**READING TEXT**.
•••

QIMC Unveils Landmark Geophysical Survey Findings in its natural hydrogen Ville Marie project

Quebec Innovative Materials Corp. (CSE: QIMC) (FSE: 7FJ) (“QI Materials”, “QIMC” or the “Company”), is proud to announce the very successful results of the non-invasive geophysical surveys conducted in the St-Bruno-de-Guigues area of Témiscamingue. These surveys were commissioned by QIMC to its partner the INRS following the detection of high hydrogen soil-gas anomalies during its summer soil sampling covering an area of 80km2.

“We are thrilled with the outcome of these geophysical surveys on the first 3 lines measured, said John Karagiannidis, CEO of QIMC. ” The results are in line with our expectations and further confirms Professor Marc Richer-Lafleche hydrogen model of a deep seated hydrothermal source. Even without drilling data, the anomalies seen in the imagery along line 1 suggest a break in the clay horizon’s integrity, potentially allowing hydrogen to migrate to the surface. Also, the disturbances on line 3, combined with strong hydrogen soil anomalies, point to the likely presence of gas in the sediments. This geophysics data provides a clear and detailed understanding of the Quaternary geology underlying the hydrogen anomalies and the reservoirs. These findings are critical for future exploration and natural hydrogen development in our natural hydrogen Ville Marie project, as they provide a comprehensive understanding of the area’s geology, faulting and gas seepage dynamics reservoir structures”

To document the characteristics of the terrain beneath these high hydrogen soil anomalies, QIMC partnered with the Institut national de la recherche scientifique (INRS) to carry out cutting-edge geoelectric tomography (GTS). This technique allows for the detailed mapping of subsurface geological features without the need for invasive stratigraphic drilling.

Surveys

The first survey (figure 1), carried out in October 2024, involved the production of sub-surface imagery with very high spatial resolution (inter-electrode distance spacing of 5 m). This will be followed, in November 2024, by a geoelectric tomography survey with a vertical penetration of the order of 350 m (inter-electrode distance spacing of 20 m), and subsequently by an audiomagnetotellurics (AMT) survey with high vertical penetration of the kilometer order. Being particularly sensitive to the presence of electrical discontinuities associated with faults, this method should make it possible to locate and prioritize the importance of faults associated with the Témiscamingue graben. Concurrently with these surveys, a gravity survey (50m stations) is being currently carried out to document regional variations in the thickness of the sedimentary rock basin.

•••

Visual layout annotation data:

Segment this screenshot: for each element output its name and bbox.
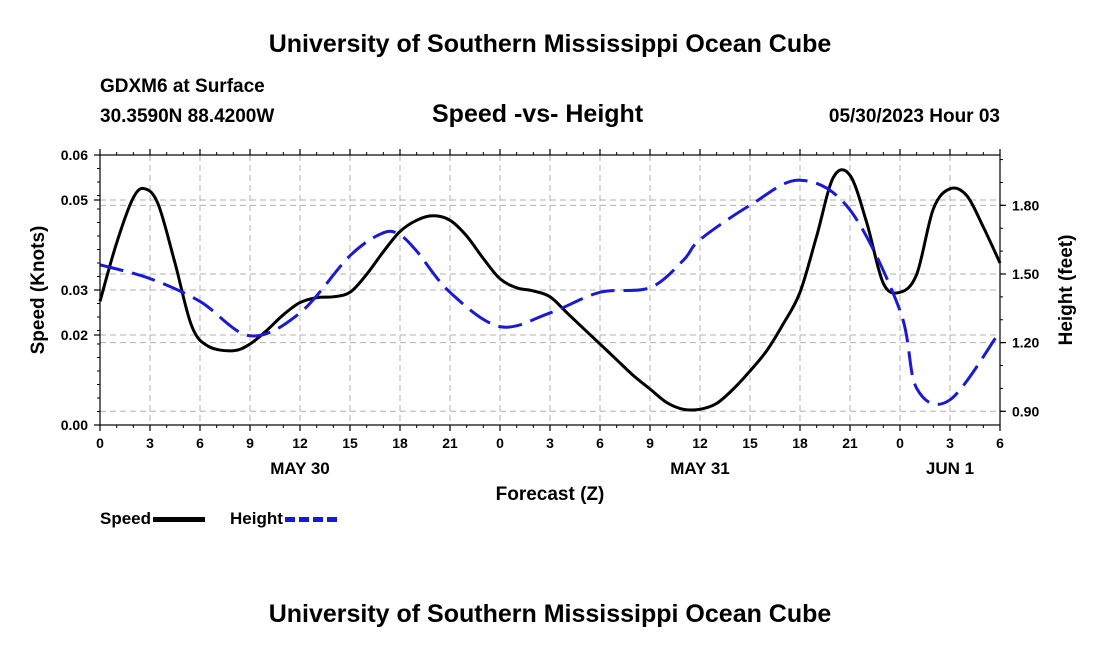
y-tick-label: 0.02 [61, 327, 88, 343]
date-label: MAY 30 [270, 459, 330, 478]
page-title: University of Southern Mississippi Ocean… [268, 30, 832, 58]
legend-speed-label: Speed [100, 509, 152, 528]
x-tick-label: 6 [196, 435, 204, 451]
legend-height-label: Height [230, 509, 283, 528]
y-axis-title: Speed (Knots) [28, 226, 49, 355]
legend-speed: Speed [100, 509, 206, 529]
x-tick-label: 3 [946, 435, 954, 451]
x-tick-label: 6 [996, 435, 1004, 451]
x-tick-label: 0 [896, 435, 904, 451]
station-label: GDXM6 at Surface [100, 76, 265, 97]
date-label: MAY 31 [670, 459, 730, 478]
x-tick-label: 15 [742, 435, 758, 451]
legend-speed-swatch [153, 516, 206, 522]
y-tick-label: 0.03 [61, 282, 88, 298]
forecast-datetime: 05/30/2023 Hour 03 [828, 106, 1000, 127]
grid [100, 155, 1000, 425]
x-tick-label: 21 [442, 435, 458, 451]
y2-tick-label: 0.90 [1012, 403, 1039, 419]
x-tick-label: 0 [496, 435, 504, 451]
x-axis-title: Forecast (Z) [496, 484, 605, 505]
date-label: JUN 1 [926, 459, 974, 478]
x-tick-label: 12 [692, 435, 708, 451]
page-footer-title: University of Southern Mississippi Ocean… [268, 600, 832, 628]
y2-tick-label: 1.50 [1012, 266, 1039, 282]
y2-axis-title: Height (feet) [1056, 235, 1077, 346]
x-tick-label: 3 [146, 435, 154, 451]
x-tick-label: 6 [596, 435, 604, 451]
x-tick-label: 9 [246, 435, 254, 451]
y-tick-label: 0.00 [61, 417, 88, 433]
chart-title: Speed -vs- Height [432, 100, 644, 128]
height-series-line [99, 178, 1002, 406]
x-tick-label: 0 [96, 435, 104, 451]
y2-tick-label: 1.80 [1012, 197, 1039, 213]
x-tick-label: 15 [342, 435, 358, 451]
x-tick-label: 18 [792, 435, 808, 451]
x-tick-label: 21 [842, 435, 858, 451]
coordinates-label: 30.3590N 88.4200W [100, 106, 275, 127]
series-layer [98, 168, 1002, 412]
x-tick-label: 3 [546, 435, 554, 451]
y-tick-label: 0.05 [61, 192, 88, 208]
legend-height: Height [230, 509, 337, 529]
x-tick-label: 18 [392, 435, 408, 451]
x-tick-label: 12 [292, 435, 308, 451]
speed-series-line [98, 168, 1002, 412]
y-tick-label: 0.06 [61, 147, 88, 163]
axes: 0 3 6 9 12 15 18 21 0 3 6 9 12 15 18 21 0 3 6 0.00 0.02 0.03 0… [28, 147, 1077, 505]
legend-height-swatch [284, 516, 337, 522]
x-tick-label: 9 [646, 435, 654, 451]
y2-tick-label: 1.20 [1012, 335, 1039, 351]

•••

**THE EXERCISE**. Extend the press release on QIMC's geophysical surveys at its Ville Marie hydrogen project, picking up after its final sentence. This data has no role in what is asked here.

**RESPONSE TO THIS EXERCISE**.
Figure 1. Line 1 survey line and line 3 East and North survey lines

Objective

One of the objectives of INRS and QIMC is to identify areas of maximum thickening of the sedimentary rock sequence overlying the Archean basement in order to identify the most likely places for the reservoirs. This objective should be easy to achieve, given the difference in density between the Proterozoic and Ordovician sedimentary rocks and the volcanic and intrusive rocks of the Baby Group (greenstone belt).

The data generated by the galvanic and electromagnetic geoelectric surveys will also be used to optimize the injection and recording parameters for the electromagnetic data (TDEM) to be measured in winter 2024 going into early 2025. The latter will be acquired using a mobile ground-based system capable of producing electrical resistivity and electrical chargeability sections with vertical penetration of the order of 100-200 m and horizontal resolution of the order of 15 cm. This system is essential for locating fractures and faults masked by glaciolacustrine deposits, and for distinguishing Ordovician sedimentary rocks (less resistive) from Proterozoic sedimentary rocks (more resistive).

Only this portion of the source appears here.